### What you are asked to do
Reproduce word for word everything in the listing below from the line containing "Patent image size: (854, 627)." down to the line containing "The moving truck 70 is at (612, 213).", including both of those lines.

━━━

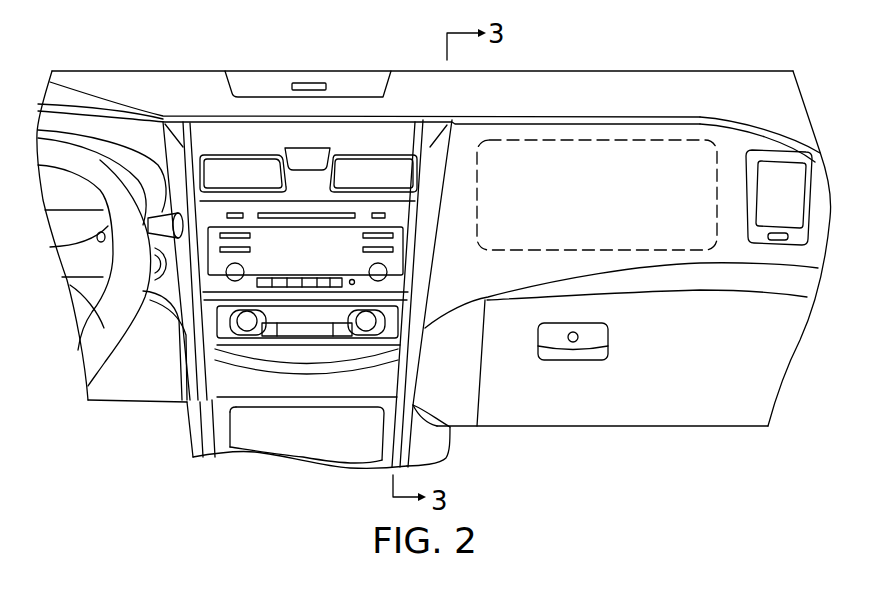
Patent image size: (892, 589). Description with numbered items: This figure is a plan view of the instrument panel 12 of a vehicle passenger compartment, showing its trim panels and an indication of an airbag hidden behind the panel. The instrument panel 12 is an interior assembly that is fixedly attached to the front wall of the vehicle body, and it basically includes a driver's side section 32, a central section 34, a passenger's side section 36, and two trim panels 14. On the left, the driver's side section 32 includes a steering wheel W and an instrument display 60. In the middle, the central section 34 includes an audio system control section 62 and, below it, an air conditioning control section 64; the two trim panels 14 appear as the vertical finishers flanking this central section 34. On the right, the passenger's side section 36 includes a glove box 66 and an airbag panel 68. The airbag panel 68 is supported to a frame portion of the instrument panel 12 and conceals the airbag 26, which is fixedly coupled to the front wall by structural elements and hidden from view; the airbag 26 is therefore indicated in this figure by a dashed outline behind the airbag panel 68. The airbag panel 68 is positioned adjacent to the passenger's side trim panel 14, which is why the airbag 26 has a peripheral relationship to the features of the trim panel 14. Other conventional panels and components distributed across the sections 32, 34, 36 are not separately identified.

The instrument panel 12 is at (160, 62).
The driver's side section 32 is at (93, 92).
The instrument display 60 is at (120, 163).
The steering wheel W is at (120, 336).
The trim panel 14 is at (183, 180).
The central section 34 is at (398, 133).
The audio system control section 62 is at (313, 253).
The air conditioning control section 64 is at (335, 350).
The airbag 26 is at (572, 172).
The airbag panel 68 is at (597, 165).
The passenger's side section 36 is at (712, 86).
The glove box 66 is at (733, 353).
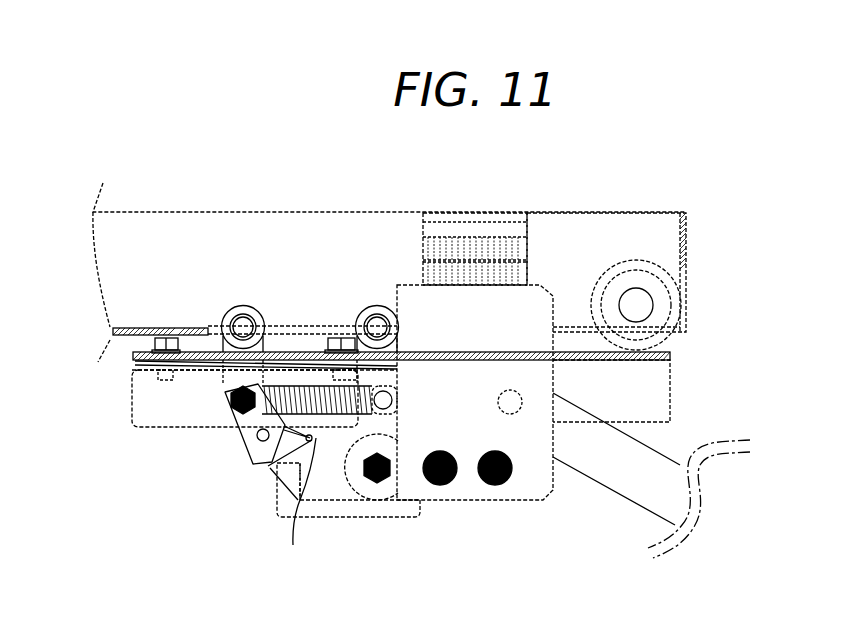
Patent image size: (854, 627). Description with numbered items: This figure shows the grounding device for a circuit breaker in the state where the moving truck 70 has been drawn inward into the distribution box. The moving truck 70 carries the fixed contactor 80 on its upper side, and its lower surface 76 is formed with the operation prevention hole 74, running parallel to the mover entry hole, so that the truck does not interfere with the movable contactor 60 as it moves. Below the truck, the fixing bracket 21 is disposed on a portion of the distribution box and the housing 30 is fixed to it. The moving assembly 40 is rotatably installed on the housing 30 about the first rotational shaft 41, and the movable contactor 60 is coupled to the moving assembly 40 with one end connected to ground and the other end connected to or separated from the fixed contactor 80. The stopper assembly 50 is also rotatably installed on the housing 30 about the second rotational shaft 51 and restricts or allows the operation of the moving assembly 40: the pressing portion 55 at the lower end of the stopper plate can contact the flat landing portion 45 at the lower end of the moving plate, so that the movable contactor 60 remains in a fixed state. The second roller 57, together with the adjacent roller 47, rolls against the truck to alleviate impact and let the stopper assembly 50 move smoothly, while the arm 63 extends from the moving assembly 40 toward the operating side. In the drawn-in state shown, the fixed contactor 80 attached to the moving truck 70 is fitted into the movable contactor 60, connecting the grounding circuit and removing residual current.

The fixing bracket 21 is at (660, 387).
The housing 30 is at (145, 408).
The moving assembly 40 is at (342, 510).
The first rotational shaft 41 is at (385, 482).
The landing portion 45 is at (303, 488).
The roller 47 is at (377, 305).
The stopper assembly 50 is at (240, 458).
The second rotational shaft 51 is at (232, 403).
The pressing portion 55 is at (265, 468).
The second roller 57 is at (243, 305).
The movable contactor 60 is at (518, 492).
The connecting arm 63 is at (618, 487).
The moving truck 70 is at (612, 213).
The operation prevention hole 74 is at (305, 332).
The lower surface 76 is at (124, 338).
The fixed contactor 80 is at (482, 228).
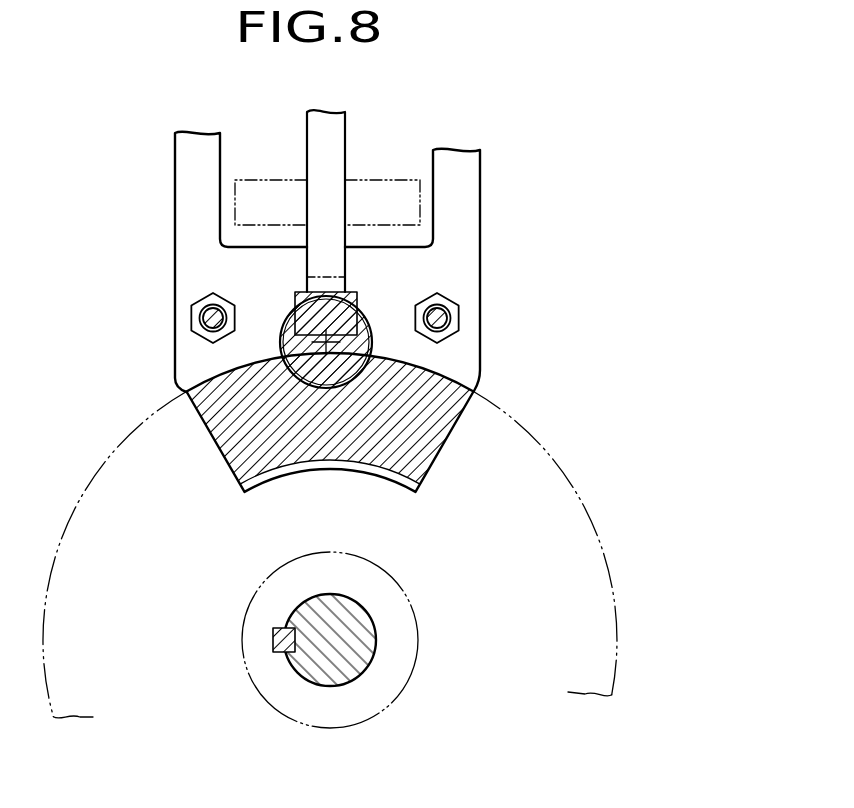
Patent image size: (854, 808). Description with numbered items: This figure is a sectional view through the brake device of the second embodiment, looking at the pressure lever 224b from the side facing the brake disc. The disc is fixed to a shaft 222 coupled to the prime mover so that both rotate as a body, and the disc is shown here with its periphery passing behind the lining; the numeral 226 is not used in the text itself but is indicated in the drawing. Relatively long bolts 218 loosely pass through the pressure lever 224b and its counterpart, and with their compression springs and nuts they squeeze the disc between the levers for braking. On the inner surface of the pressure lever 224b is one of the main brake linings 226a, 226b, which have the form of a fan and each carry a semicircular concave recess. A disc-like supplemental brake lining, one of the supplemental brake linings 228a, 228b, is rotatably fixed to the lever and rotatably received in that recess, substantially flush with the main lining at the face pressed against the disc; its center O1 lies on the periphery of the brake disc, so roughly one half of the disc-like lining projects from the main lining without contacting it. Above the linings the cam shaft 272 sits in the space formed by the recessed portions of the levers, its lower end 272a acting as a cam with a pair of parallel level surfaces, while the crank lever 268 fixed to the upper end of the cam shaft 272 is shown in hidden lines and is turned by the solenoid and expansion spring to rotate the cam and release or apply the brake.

━━━

### Result for this exercise
Patent image size: (854, 627). Description with numbered items: This figure shows the grounding device for a circuit breaker in the state where the moving truck 70 has been drawn inward into the distribution box. The moving truck 70 carries the fixed contactor 80 on its upper side, and its lower surface 76 is formed with the operation prevention hole 74, running parallel to the mover entry hole, so that the truck does not interfere with the movable contactor 60 as it moves. Below the truck, the fixing bracket 21 is disposed on a portion of the distribution box and the housing 30 is fixed to it. The moving assembly 40 is rotatably installed on the housing 30 about the first rotational shaft 41, and the movable contactor 60 is coupled to the moving assembly 40 with one end connected to ground and the other end connected to or separated from the fixed contactor 80. The stopper assembly 50 is also rotatably installed on the housing 30 about the second rotational shaft 51 and restricts or allows the operation of the moving assembly 40: the pressing portion 55 at the lower end of the stopper plate can contact the flat landing portion 45 at the lower end of the moving plate, so that the movable contactor 60 remains in a fixed state. The second roller 57, together with the adjacent roller 47, rolls against the truck to alleviate impact and let the stopper assembly 50 move smoothly, while the arm 63 extends from the moving assembly 40 toward the operating side. In the drawn-in state shown, the fixed contactor 80 attached to the moving truck 70 is fitted into the movable contactor 60, connecting the grounding circuit and removing residual current.

The fixing bracket 21 is at (660, 387).
The housing 30 is at (145, 408).
The moving assembly 40 is at (342, 510).
The first rotational shaft 41 is at (385, 482).
The landing portion 45 is at (303, 488).
The roller 47 is at (377, 305).
The stopper assembly 50 is at (240, 458).
The second rotational shaft 51 is at (232, 403).
The pressing portion 55 is at (265, 468).
The second roller 57 is at (243, 305).
The movable contactor 60 is at (518, 492).
The connecting arm 63 is at (618, 487).
The moving truck 70 is at (612, 213).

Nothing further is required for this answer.